*WHAT IS NEEDED*. Reproduce all of the records exactly.

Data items
[START]

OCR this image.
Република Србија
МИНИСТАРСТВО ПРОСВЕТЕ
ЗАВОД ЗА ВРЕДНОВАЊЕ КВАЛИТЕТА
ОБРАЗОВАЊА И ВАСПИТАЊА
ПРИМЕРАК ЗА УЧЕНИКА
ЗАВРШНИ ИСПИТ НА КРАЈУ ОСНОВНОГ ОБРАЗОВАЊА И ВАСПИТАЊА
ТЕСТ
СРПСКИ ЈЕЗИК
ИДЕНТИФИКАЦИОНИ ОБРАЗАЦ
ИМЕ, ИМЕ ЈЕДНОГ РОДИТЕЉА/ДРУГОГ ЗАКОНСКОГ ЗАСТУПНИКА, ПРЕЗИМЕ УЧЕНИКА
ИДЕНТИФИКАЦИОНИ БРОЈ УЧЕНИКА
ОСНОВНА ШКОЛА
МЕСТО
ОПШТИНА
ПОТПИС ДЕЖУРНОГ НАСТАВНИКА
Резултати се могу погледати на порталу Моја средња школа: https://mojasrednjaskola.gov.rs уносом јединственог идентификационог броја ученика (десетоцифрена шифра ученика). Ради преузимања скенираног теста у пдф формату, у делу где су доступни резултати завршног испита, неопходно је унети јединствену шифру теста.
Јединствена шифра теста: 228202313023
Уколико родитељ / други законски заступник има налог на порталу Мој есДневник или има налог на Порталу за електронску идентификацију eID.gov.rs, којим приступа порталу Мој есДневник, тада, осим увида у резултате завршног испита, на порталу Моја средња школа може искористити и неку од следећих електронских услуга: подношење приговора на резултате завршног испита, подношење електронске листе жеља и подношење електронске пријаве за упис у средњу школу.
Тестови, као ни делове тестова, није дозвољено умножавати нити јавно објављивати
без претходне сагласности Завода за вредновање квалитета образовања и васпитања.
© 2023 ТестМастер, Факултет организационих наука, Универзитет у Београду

[END]

*THE ANSWER*.
OCR this image.
Република Србија
МИНИСТАРСТВО ПРОСВЕТЕ
ЗАВОД ЗА ВРЕДНОВАЊЕ КВАЛИТЕТА
ОБРАЗОВАЊА И ВАСПИТАЊА
ПРИМЕРАК ЗА УЧЕНИКА
ЗАВРШНИ ИСПИТ НА КРАЈУ ОСНОВНОГ ОБРАЗОВАЊА И ВАСПИТАЊА
ТЕСТ
СРПСКИ ЈЕЗИК
ИДЕНТИФИКАЦИОНИ ОБРАЗАЦ
ИМЕ, ИМЕ ЈЕДНОГ РОДИТЕЉА/ДРУГОГ ЗАКОНСКОГ ЗАСТУПНИКА, ПРЕЗИМЕ УЧЕНИКА
ИДЕНТИФИКАЦИОНИ БРОЈ УЧЕНИКА
ОСНОВНА ШКОЛА
МЕСТО
ОПШТИНА
ПОТПИС ДЕЖУРНОГ НАСТАВНИКА
Резултати се могу погледати на порталу Моја средња школа: https://mojasrednjaskola.gov.rs уносом јединственог идентификационог броја ученика (десетоцифрена шифра ученика). Ради преузимања скенираног теста у пдф формату, у делу где су доступни резултати завршног испита, неопходно је унети јединствену шифру теста.
Јединствена шифра теста: 228202313023
Уколико родитељ / други законски заступник има налог на порталу Мој есДневник или има налог на Порталу за електронску идентификацију eID.gov.rs, којим приступа порталу Мој есДневник, тада, осим увида у резултате завршног испита, на порталу Моја средња школа може искористити и неку од следећих електронских услуга: подношење приговора на резултате завршног испита, подношење електронске листе жеља и подношење електронске пријаве за упис у средњу школу.
Тестови, као ни делове тестова, није дозвољено умножавати нити јавно објављивати
без претходне сагласности Завода за вредновање квалитета образовања и васпитања.
© 2023 ТестМастер, Факултет организационих наука, Универзитет у Београду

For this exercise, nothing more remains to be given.